Items:
+ + + + + + +

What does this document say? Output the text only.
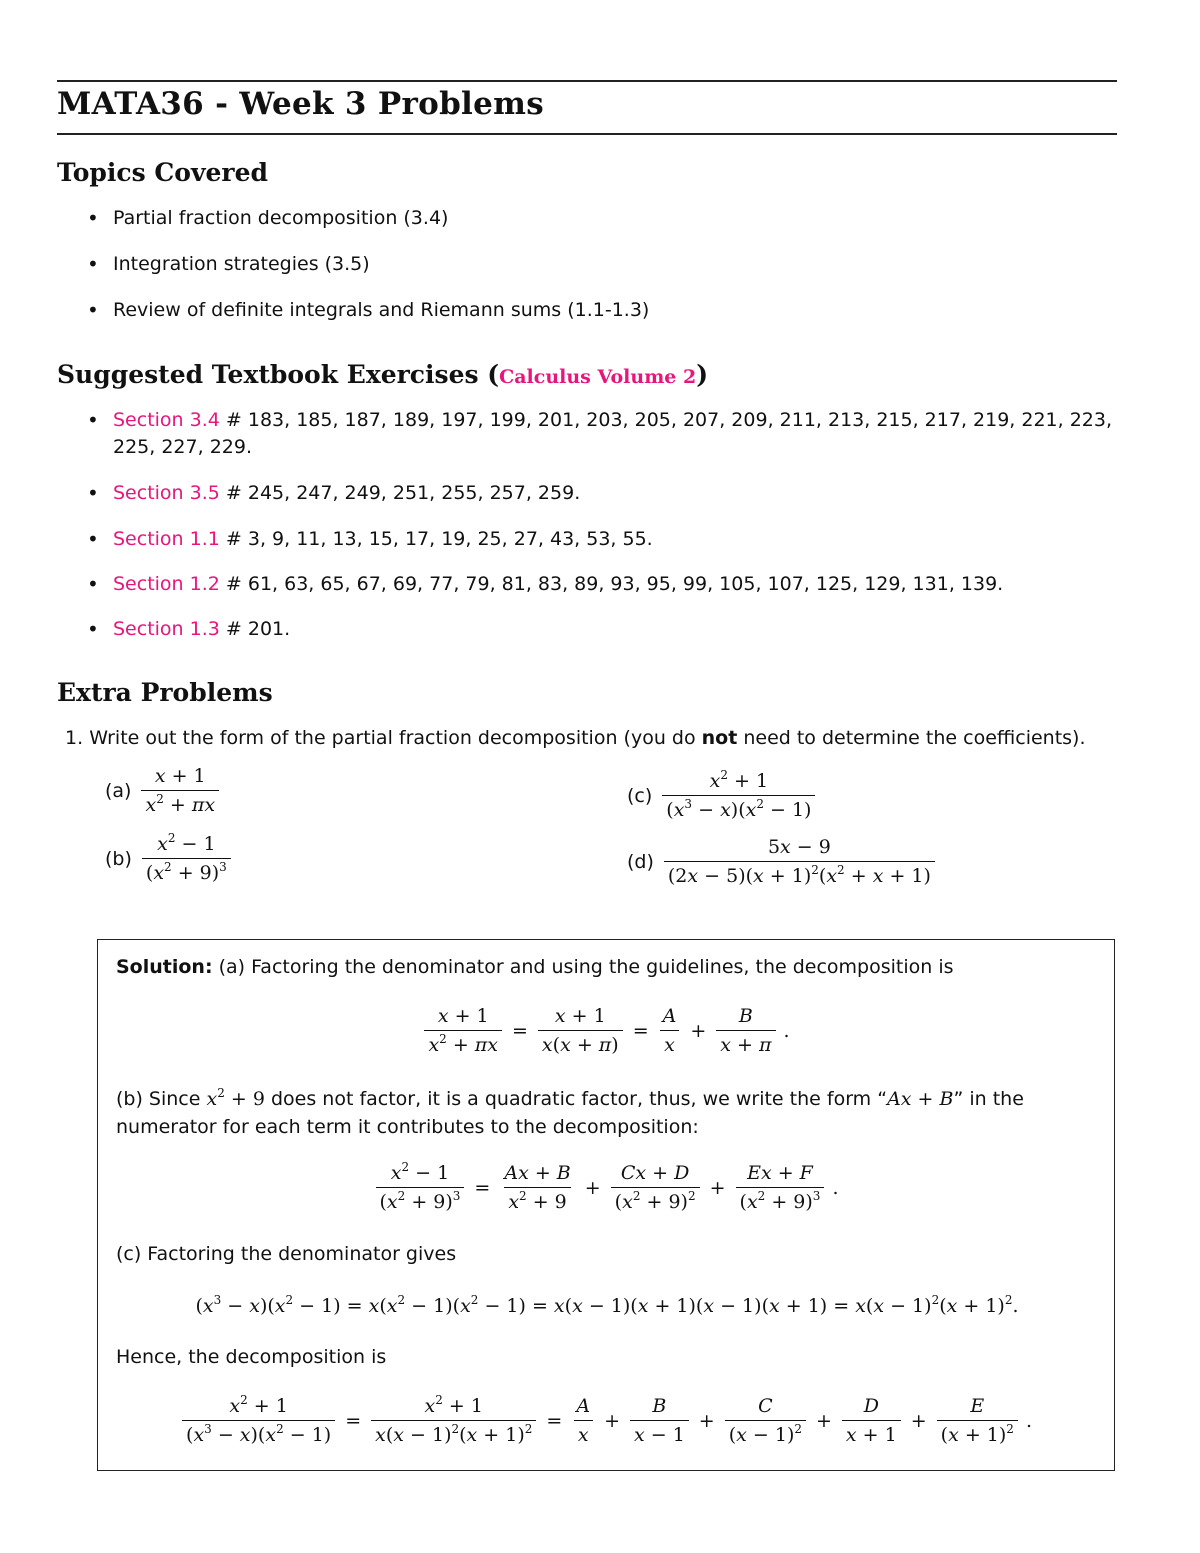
MATA36 - Week 3 Problems
Topics Covered
• Partial fraction decomposition (3.4)
• Integration strategies (3.5)
• Review of definite integrals and Riemann sums (1.1-1.3)
Suggested Textbook Exercises (Calculus Volume 2)
• Section 3.4 # 183, 185, 187, 189, 197, 199, 201, 203, 205, 207, 209, 211, 213, 215, 217, 219, 221, 223, 225, 227, 229.
• Section 3.5 # 245, 247, 249, 251, 255, 257, 259.
• Section 1.1 # 3, 9, 11, 13, 15, 17, 19, 25, 27, 43, 53, 55.
• Section 1.2 # 61, 63, 65, 67, 69, 77, 79, 81, 83, 89, 93, 95, 99, 105, 107, 125, 129, 131, 139.
• Section 1.3 # 201.
Extra Problems
1. Write out the form of the partial fraction decomposition (you do not need to determine the coefficients).
$(a) \frac{x + 1}{x^2 + \pi x}$
$(b) \frac{x^2 - 1}{(x^2 + 9)^3}$
$(c) \frac{x^2 + 1}{(x^3 - x)(x^2 - 1)}$
$(d) \frac{5x - 9}{(2x - 5)(x + 1)^2(x^2 + x + 1)}$
Solution: (a) Factoring the denominator and using the guidelines, the decomposition is
$\frac{x + 1}{x^2 + \pi x} = \frac{x + 1}{x(x + \pi)} = \frac{A}{x} + \frac{B}{x + \pi}$ .
(b) Since $x^2 + 9$ does not factor, it is a quadratic factor, thus, we write the form “Ax + B” in the
numerator for each term it contributes to the decomposition:
$\frac{x^2 - 1}{(x^2 + 9)^3} = \frac{Ax + B}{x^2 + 9} + \frac{Cx + D}{(x^2 + 9)^2} + \frac{Ex + F}{(x^2 + 9)^3}$ .
(c) Factoring the denominator gives
$(x^3 - x)(x^2 - 1) = x(x^2 - 1)(x^2 - 1) = x(x - 1)(x + 1)(x - 1)(x + 1) = x(x - 1)^2(x + 1)^2$.
Hence, the decomposition is
$\frac{x^2 + 1}{(x^3 - x)(x^2 - 1)} = \frac{x^2 + 1}{x(x - 1)^2(x + 1)^2} = \frac{A}{x} + \frac{B}{x - 1} + \frac{C}{(x - 1)^2} + \frac{D}{x + 1} + \frac{E}{(x + 1)^2}$ .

+ + + + + + +

Every line holding "fraction" should be copied out.

• Partial fraction decomposition (3.4)
1. Write out the form of the partial fraction decomposition (you do not need to determine the coefficients).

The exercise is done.